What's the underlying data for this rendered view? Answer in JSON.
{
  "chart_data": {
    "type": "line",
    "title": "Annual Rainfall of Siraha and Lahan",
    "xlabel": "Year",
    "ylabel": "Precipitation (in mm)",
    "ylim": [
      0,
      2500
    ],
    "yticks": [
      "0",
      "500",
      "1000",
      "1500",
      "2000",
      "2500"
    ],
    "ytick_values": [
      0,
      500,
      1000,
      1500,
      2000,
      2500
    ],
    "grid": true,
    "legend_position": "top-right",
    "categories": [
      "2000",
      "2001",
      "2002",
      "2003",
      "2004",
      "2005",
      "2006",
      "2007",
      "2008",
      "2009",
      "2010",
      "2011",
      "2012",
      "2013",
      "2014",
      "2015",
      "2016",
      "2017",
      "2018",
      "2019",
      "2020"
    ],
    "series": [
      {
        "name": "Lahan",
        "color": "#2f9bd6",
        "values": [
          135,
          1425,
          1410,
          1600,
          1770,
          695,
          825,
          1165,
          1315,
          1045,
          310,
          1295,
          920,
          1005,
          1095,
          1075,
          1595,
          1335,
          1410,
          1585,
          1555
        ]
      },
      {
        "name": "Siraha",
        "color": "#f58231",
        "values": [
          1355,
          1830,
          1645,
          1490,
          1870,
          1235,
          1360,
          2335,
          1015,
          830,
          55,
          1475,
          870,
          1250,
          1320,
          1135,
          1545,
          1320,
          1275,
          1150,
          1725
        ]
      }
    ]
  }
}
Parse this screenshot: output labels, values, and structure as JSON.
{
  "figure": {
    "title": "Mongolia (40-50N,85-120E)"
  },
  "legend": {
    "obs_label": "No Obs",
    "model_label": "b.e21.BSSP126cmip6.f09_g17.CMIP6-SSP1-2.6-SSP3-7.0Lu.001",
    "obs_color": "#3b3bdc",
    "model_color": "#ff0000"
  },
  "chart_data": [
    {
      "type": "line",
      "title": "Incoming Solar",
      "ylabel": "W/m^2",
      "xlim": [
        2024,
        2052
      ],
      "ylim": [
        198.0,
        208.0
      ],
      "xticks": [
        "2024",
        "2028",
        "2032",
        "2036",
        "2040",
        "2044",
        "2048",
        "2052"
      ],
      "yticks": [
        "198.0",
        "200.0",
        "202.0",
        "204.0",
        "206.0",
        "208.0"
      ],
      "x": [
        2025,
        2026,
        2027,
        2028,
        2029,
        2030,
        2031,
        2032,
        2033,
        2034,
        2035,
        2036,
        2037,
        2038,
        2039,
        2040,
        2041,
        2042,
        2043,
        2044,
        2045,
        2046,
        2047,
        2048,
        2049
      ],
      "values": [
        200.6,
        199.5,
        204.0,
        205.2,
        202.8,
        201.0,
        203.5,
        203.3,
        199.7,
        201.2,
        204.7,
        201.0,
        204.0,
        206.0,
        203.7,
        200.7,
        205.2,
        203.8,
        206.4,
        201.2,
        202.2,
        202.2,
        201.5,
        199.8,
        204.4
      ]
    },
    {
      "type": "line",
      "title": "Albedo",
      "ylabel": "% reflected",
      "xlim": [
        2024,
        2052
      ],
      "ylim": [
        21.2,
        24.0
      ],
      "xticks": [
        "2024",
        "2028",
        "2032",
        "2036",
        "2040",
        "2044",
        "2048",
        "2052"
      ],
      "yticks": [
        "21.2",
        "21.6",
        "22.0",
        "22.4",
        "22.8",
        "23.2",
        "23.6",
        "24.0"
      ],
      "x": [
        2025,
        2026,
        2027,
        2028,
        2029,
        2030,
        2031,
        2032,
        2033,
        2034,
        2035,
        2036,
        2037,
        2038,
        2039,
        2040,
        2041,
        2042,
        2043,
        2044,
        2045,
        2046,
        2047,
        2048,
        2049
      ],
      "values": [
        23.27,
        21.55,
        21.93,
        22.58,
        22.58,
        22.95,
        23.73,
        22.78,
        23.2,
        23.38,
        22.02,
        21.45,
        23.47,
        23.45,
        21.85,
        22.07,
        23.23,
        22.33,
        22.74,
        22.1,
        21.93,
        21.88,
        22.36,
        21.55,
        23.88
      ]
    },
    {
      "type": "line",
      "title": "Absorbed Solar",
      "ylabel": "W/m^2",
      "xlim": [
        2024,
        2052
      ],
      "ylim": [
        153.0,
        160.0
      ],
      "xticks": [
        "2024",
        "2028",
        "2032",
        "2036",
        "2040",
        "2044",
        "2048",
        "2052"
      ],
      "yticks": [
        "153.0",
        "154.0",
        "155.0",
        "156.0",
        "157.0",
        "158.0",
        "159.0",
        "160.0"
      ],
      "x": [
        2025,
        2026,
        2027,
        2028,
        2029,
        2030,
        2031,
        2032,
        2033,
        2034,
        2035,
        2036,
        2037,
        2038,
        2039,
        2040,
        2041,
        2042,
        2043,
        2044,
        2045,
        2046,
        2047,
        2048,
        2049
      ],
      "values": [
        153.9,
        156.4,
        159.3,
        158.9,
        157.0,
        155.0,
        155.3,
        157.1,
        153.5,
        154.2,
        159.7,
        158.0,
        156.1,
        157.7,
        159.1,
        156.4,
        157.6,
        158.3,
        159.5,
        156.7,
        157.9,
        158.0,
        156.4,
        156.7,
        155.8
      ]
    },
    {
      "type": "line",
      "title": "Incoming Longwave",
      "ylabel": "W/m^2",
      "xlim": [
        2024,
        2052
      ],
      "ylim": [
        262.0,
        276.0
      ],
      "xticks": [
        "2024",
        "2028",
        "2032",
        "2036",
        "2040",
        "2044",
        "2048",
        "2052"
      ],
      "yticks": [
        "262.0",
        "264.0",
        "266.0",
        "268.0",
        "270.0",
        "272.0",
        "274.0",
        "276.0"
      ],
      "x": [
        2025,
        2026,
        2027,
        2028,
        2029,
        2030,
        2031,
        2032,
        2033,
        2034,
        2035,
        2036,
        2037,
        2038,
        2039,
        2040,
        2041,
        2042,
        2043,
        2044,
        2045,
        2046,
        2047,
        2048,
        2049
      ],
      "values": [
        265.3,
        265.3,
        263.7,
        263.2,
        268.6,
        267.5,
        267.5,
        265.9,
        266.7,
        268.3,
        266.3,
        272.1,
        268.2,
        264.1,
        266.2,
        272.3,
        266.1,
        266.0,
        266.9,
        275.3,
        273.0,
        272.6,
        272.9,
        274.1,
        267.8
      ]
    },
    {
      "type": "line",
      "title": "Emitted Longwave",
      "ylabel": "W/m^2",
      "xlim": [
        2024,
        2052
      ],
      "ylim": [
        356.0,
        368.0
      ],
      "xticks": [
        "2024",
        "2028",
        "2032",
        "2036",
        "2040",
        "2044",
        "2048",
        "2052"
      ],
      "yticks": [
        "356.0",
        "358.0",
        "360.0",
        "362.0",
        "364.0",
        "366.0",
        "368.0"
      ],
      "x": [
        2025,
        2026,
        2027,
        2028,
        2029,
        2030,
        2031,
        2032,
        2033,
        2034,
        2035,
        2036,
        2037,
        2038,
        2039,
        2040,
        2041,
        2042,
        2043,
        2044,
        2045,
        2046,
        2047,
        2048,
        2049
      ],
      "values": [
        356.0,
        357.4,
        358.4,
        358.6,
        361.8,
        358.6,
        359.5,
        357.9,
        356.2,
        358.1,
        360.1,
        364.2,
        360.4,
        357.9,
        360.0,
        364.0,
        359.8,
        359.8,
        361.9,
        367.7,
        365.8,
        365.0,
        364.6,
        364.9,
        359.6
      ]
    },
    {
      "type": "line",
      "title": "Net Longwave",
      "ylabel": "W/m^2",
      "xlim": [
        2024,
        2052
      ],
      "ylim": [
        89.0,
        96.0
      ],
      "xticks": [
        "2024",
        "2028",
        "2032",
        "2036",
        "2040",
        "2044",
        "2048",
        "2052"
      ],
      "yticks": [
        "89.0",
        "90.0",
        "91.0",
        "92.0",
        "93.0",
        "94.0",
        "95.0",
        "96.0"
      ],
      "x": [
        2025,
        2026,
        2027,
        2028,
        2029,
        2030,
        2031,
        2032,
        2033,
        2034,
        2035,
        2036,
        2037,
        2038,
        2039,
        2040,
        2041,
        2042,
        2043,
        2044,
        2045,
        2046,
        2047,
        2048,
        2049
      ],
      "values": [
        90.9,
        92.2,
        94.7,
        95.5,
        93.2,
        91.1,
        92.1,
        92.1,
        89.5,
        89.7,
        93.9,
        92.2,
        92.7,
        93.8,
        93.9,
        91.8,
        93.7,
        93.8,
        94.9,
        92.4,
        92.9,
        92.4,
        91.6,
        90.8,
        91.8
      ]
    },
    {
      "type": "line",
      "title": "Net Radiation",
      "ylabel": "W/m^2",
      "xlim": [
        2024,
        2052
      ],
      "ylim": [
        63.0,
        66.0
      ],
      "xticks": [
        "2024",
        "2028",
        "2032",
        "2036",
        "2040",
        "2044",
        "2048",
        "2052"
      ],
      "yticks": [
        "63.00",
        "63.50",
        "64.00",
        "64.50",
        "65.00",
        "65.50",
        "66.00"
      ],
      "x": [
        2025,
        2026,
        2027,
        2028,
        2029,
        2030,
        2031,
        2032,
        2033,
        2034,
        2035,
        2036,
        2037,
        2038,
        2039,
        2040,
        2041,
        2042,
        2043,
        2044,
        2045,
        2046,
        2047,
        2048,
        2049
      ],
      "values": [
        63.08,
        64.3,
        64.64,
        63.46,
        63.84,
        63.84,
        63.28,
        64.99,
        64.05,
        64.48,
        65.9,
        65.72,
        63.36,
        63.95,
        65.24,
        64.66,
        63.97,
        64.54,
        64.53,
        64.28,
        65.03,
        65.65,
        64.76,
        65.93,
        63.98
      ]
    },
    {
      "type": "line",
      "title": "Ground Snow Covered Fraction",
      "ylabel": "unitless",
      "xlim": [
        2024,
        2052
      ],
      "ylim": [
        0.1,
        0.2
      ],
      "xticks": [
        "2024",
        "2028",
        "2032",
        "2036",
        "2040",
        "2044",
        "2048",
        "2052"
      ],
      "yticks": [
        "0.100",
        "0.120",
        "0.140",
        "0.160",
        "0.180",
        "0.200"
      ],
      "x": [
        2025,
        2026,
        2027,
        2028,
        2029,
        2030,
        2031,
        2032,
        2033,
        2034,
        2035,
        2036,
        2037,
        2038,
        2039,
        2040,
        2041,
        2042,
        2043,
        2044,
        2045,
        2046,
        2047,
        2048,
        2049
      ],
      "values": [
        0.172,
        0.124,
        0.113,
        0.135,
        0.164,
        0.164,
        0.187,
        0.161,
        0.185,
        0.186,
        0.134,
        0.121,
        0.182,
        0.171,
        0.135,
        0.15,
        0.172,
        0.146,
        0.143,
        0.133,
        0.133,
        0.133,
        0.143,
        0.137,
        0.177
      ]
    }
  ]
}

■ ■ ■ ■

§ EXERCISE INSTRUCTIONS: Take each line containing the string "Solar" and copy it out.

§ SOLUTION TO THIS PROBLEM:
      "title": "Incoming Solar",
      "title": "Absorbed Solar",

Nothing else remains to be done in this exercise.